--- Begin ---

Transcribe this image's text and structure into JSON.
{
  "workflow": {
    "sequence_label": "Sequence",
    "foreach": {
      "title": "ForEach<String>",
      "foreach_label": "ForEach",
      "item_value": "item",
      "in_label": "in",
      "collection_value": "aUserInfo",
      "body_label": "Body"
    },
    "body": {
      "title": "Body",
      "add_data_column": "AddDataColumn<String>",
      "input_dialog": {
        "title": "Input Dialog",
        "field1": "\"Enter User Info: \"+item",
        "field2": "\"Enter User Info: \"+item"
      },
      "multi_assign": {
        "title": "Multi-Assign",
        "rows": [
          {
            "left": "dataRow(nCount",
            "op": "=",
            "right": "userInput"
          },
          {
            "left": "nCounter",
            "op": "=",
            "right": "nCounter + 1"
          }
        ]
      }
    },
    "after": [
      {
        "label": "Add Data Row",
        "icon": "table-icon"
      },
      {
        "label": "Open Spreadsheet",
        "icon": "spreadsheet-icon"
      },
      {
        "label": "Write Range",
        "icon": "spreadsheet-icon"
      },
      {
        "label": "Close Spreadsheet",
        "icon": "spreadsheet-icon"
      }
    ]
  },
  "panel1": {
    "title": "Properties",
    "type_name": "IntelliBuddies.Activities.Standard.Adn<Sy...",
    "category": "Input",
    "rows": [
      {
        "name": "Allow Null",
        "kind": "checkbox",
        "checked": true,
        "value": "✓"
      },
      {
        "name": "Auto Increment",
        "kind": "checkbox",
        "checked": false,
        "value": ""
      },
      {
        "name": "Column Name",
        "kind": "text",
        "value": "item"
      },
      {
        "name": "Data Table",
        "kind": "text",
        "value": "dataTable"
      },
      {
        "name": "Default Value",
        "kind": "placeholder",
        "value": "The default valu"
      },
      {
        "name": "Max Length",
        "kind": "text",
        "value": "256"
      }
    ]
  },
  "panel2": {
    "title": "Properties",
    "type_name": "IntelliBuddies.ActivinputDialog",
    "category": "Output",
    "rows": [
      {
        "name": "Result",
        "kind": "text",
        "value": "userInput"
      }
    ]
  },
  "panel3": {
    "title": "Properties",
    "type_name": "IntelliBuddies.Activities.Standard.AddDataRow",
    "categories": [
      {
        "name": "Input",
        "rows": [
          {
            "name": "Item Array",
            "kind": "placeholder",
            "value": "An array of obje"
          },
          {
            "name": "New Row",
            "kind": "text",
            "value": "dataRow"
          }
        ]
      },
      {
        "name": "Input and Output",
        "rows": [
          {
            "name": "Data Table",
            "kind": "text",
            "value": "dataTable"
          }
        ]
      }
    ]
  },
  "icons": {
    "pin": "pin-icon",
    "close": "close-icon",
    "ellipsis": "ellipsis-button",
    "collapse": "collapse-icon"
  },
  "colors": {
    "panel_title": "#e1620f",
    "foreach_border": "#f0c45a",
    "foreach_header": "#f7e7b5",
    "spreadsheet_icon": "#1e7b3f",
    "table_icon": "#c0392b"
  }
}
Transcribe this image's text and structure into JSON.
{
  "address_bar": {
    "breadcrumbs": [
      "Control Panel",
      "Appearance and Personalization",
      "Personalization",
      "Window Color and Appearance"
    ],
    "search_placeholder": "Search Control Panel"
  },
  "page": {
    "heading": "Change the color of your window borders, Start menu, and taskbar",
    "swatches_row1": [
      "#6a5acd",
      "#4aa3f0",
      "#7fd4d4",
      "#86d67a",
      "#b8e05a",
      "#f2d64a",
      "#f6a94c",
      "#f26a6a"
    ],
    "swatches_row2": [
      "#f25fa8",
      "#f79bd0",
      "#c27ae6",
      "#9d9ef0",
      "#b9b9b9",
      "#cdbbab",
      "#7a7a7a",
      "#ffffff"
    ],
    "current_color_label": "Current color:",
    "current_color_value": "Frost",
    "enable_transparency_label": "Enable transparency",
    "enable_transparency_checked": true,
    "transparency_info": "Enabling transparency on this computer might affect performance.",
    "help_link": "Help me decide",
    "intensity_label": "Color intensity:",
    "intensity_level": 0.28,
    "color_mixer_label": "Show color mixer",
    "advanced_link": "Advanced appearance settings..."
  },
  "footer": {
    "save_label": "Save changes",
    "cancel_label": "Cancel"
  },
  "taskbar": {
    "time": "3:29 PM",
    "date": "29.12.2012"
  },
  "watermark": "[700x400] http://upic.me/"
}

--- End ---

> **What is being asked**:
Show each line holding the word "Activities".

> **Task answer**:
    "type_name": "IntelliBuddies.Activities.Standard.Adn<Sy...",
    "type_name": "IntelliBuddies.Activities.Standard.AddDataRow",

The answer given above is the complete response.